-------- SOURCE EXCERPT --------
So, I decided it was high time to show my readership (which I'm sure has dwindled, seeing as how I haven't posted anything for about two months) an inside look at the little place I like to call "the APT" (that means I pronounce each letter individually, which sounds really cool in casual conversation...try it, you'll see). Let's pretend that I've invited you over for some tea or some delicious cherry juice. Seeing as how you have nothing in particular to do on this fine day, and you have always wanted to see my Soviet-era apartment, you rush right over, climb four flights of stairs (or take the elevator, if you're feeling especially eager/brave) and ring my doorbell. I greet you at the door, and ask you to step inside. First things first, you have to take your shoes off, as that is the Ukrainian way, and hopefully I'll have some delightful plastic sandals that are just the right size. After all this is taken care of, you look up to see..



The foyer. Isn't it lovely? Please note the large Elvis bag that I bought for three dollars at Rite Aid and packed at the last second which has now become one of my regular accessories. See all those shoes in a neat little line? Here you have pretty much every single pair of shoes I currently own, minus both winter and cowboy boots, which still means that I probably have A LOT more shoes than most Ukrainians.



After loitering around the foyer for a while, you look slightly to your left and down a very short hallway where you see...
The view of the kitchen from the foyer! "Is that a couch in the kitchen?" you ask yourself, but then realize that the kitchen is a treasure that we will have to save for a bit later on the tour.
-------- ENTRIES SUPPLIED --------
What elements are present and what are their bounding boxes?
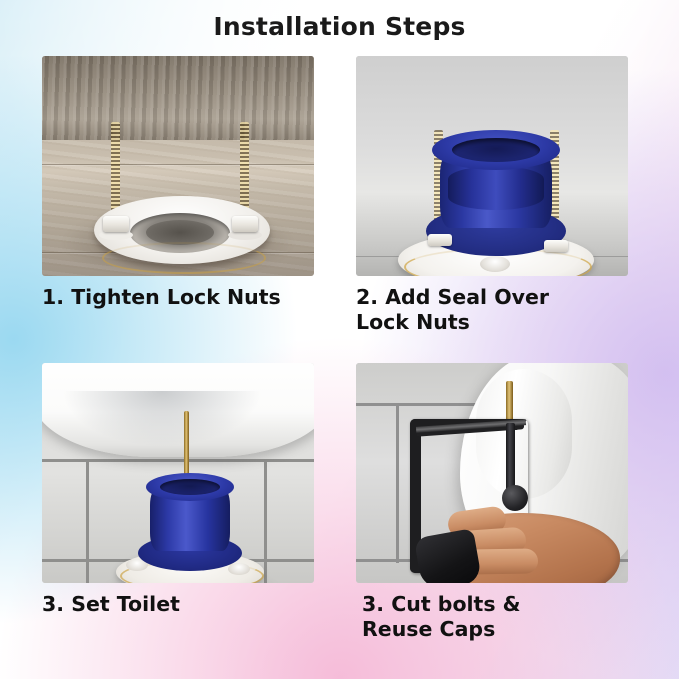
seal-waist — [448, 166, 544, 210]
hacksaw-tension-knob — [502, 485, 528, 511]
grout-line-horizontal — [42, 459, 314, 462]
installation-steps-infographic: Installation Steps 1. — [0, 0, 679, 679]
step-caption-3: 3. Set Toilet — [42, 592, 314, 617]
lock-nut-left — [428, 234, 452, 246]
step-card-2: 2. Add Seal Over Lock Nuts — [356, 56, 628, 335]
steps-grid: 1. Tighten Lock Nuts 2. Add S — [40, 56, 640, 666]
flange-metal-ring — [102, 242, 266, 274]
closet-bolt-left-icon — [111, 122, 120, 218]
lock-nut-right — [232, 216, 258, 232]
wood-wall-planks — [42, 56, 314, 140]
seal-opening — [452, 138, 540, 162]
bolt-cap — [480, 256, 510, 272]
step-caption-2: 2. Add Seal Over Lock Nuts — [356, 285, 628, 335]
hacksaw-handle-grip — [414, 528, 482, 583]
toilet-underside-shadow — [62, 391, 262, 447]
lock-nut-right — [544, 240, 568, 252]
seal-opening — [160, 479, 220, 495]
step-caption-4: 3. Cut bolts & Reuse Caps — [356, 592, 628, 642]
step-card-4: 3. Cut bolts & Reuse Caps — [356, 363, 628, 642]
grout-line-vertical — [264, 459, 267, 583]
photo-tighten-lock-nuts — [42, 56, 314, 276]
toilet-bowl — [42, 363, 314, 457]
grout-line-vertical — [86, 459, 89, 583]
step-card-1: 1. Tighten Lock Nuts — [42, 56, 314, 310]
photo-set-toilet — [42, 363, 314, 583]
step-card-3: 3. Set Toilet — [42, 363, 314, 617]
plank-seam — [42, 164, 314, 166]
photo-cut-bolts-reuse-caps — [356, 363, 628, 583]
page-title: Installation Steps — [0, 12, 679, 41]
bolt-cap-right — [228, 563, 250, 575]
hacksaw-tension-post — [506, 423, 515, 491]
step-caption-1: 1. Tighten Lock Nuts — [42, 285, 314, 310]
photo-add-seal-over-lock-nuts — [356, 56, 628, 276]
lock-nut-left — [103, 216, 129, 232]
closet-bolt-right-icon — [240, 122, 249, 218]
grout-line-vertical — [396, 403, 399, 563]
--------
### PROBLEM DETAILS
Quote the apartment tour excerpt in full, word for word.

### FINISHED TASK
So, I decided it was high time to show my readership (which I'm sure has dwindled, seeing as how I haven't posted anything for about two months) an inside look at the little place I like to call "the APT" (that means I pronounce each letter individually, which sounds really cool in casual conversation...try it, you'll see). Let's pretend that I've invited you over for some tea or some delicious cherry juice. Seeing as how you have nothing in particular to do on this fine day, and you have always wanted to see my Soviet-era apartment, you rush right over, climb four flights of stairs (or take the elevator, if you're feeling especially eager/brave) and ring my doorbell. I greet you at the door, and ask you to step inside. First things first, you have to take your shoes off, as that is the Ukrainian way, and hopefully I'll have some delightful plastic sandals that are just the right size. After all this is taken care of, you look up to see..



The foyer. Isn't it lovely? Please note the large Elvis bag that I bought for three dollars at Rite Aid and packed at the last second which has now become one of my regular accessories. See all those shoes in a neat little line? Here you have pretty much every single pair of shoes I currently own, minus both winter and cowboy boots, which still means that I probably have A LOT more shoes than most Ukrainians.



After loitering around the foyer for a while, you look slightly to your left and down a very short hallway where you see...
The view of the kitchen from the foyer! "Is that a couch in the kitchen?" you ask yourself, but then realize that the kitchen is a treasure that we will have to save for a bit later on the tour.